[YOUR OBJECTIVE] Return, word for word, every line that follows.

[Dataset entries on figures]
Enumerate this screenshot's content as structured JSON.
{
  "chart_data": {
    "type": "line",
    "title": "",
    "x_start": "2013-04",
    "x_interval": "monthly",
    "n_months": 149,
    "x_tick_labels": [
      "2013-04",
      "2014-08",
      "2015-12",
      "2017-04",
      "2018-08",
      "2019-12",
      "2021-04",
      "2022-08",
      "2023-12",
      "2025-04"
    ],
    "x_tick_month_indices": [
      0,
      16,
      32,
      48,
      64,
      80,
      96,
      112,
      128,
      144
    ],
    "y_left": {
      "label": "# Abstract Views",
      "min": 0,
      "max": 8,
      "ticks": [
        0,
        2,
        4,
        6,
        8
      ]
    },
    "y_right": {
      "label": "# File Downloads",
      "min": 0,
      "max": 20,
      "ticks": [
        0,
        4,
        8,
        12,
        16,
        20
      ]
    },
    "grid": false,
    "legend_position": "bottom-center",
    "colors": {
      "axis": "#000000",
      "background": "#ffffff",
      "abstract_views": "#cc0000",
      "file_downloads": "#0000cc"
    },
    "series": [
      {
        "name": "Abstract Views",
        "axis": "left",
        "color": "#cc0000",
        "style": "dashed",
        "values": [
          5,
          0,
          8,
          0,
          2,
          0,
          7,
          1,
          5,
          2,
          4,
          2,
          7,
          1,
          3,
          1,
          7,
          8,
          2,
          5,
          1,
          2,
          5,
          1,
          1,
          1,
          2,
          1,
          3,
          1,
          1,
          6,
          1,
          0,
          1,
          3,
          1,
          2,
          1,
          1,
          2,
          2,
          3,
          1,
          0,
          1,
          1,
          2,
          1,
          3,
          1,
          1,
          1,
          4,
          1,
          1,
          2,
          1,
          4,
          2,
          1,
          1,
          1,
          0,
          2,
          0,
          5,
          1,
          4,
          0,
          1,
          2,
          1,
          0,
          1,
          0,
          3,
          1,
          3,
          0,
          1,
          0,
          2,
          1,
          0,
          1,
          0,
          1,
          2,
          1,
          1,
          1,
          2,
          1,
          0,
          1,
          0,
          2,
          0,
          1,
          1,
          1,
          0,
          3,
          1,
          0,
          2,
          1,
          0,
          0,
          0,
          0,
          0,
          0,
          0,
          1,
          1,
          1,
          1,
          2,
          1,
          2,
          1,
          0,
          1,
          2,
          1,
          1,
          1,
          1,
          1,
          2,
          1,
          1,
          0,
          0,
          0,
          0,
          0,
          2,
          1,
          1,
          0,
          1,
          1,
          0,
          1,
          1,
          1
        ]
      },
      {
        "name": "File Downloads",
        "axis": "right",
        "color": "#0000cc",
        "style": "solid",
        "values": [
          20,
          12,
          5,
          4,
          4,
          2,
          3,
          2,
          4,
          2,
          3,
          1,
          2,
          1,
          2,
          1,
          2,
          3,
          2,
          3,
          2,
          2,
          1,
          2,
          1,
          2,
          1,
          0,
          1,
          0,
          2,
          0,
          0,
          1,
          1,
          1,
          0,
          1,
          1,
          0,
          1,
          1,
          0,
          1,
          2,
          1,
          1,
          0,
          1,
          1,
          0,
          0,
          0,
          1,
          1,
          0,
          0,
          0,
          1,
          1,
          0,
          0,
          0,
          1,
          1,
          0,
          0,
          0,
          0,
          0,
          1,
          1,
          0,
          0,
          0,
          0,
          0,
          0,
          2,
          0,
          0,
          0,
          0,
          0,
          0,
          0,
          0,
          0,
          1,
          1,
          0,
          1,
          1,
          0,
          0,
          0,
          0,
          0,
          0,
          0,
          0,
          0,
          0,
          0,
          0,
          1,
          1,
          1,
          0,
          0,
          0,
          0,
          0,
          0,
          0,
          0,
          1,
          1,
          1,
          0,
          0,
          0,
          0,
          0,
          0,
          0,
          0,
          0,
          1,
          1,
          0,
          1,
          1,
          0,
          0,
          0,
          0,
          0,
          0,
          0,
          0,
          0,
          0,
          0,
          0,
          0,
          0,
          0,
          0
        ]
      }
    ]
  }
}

[EXERCISE RESPONSE]
Enumerate this screenshot's content as structured JSON.
{
  "chart_data": {
    "type": "line",
    "title": "",
    "x_start": "2013-04",
    "x_interval": "monthly",
    "n_months": 149,
    "x_tick_labels": [
      "2013-04",
      "2014-08",
      "2015-12",
      "2017-04",
      "2018-08",
      "2019-12",
      "2021-04",
      "2022-08",
      "2023-12",
      "2025-04"
    ],
    "x_tick_month_indices": [
      0,
      16,
      32,
      48,
      64,
      80,
      96,
      112,
      128,
      144
    ],
    "y_left": {
      "label": "# Abstract Views",
      "min": 0,
      "max": 8,
      "ticks": [
        0,
        2,
        4,
        6,
        8
      ]
    },
    "y_right": {
      "label": "# File Downloads",
      "min": 0,
      "max": 20,
      "ticks": [
        0,
        4,
        8,
        12,
        16,
        20
      ]
    },
    "grid": false,
    "legend_position": "bottom-center",
    "colors": {
      "axis": "#000000",
      "background": "#ffffff",
      "abstract_views": "#cc0000",
      "file_downloads": "#0000cc"
    },
    "series": [
      {
        "name": "Abstract Views",
        "axis": "left",
        "color": "#cc0000",
        "style": "dashed",
        "values": [
          5,
          0,
          8,
          0,
          2,
          0,
          7,
          1,
          5,
          2,
          4,
          2,
          7,
          1,
          3,
          1,
          7,
          8,
          2,
          5,
          1,
          2,
          5,
          1,
          1,
          1,
          2,
          1,
          3,
          1,
          1,
          6,
          1,
          0,
          1,
          3,
          1,
          2,
          1,
          1,
          2,
          2,
          3,
          1,
          0,
          1,
          1,
          2,
          1,
          3,
          1,
          1,
          1,
          4,
          1,
          1,
          2,
          1,
          4,
          2,
          1,
          1,
          1,
          0,
          2,
          0,
          5,
          1,
          4,
          0,
          1,
          2,
          1,
          0,
          1,
          0,
          3,
          1,
          3,
          0,
          1,
          0,
          2,
          1,
          0,
          1,
          0,
          1,
          2,
          1,
          1,
          1,
          2,
          1,
          0,
          1,
          0,
          2,
          0,
          1,
          1,
          1,
          0,
          3,
          1,
          0,
          2,
          1,
          0,
          0,
          0,
          0,
          0,
          0,
          0,
          1,
          1,
          1,
          1,
          2,
          1,
          2,
          1,
          0,
          1,
          2,
          1,
          1,
          1,
          1,
          1,
          2,
          1,
          1,
          0,
          0,
          0,
          0,
          0,
          2,
          1,
          1,
          0,
          1,
          1,
          0,
          1,
          1,
          1
        ]
      },
      {
        "name": "File Downloads",
        "axis": "right",
        "color": "#0000cc",
        "style": "solid",
        "values": [
          20,
          12,
          5,
          4,
          4,
          2,
          3,
          2,
          4,
          2,
          3,
          1,
          2,
          1,
          2,
          1,
          2,
          3,
          2,
          3,
          2,
          2,
          1,
          2,
          1,
          2,
          1,
          0,
          1,
          0,
          2,
          0,
          0,
          1,
          1,
          1,
          0,
          1,
          1,
          0,
          1,
          1,
          0,
          1,
          2,
          1,
          1,
          0,
          1,
          1,
          0,
          0,
          0,
          1,
          1,
          0,
          0,
          0,
          1,
          1,
          0,
          0,
          0,
          1,
          1,
          0,
          0,
          0,
          0,
          0,
          1,
          1,
          0,
          0,
          0,
          0,
          0,
          0,
          2,
          0,
          0,
          0,
          0,
          0,
          0,
          0,
          0,
          0,
          1,
          1,
          0,
          1,
          1,
          0,
          0,
          0,
          0,
          0,
          0,
          0,
          0,
          0,
          0,
          0,
          0,
          1,
          1,
          1,
          0,
          0,
          0,
          0,
          0,
          0,
          0,
          0,
          1,
          1,
          1,
          0,
          0,
          0,
          0,
          0,
          0,
          0,
          0,
          0,
          1,
          1,
          0,
          1,
          1,
          0,
          0,
          0,
          0,
          0,
          0,
          0,
          0,
          0,
          0,
          0,
          0,
          0,
          0,
          0,
          0
        ]
      }
    ]
  }
}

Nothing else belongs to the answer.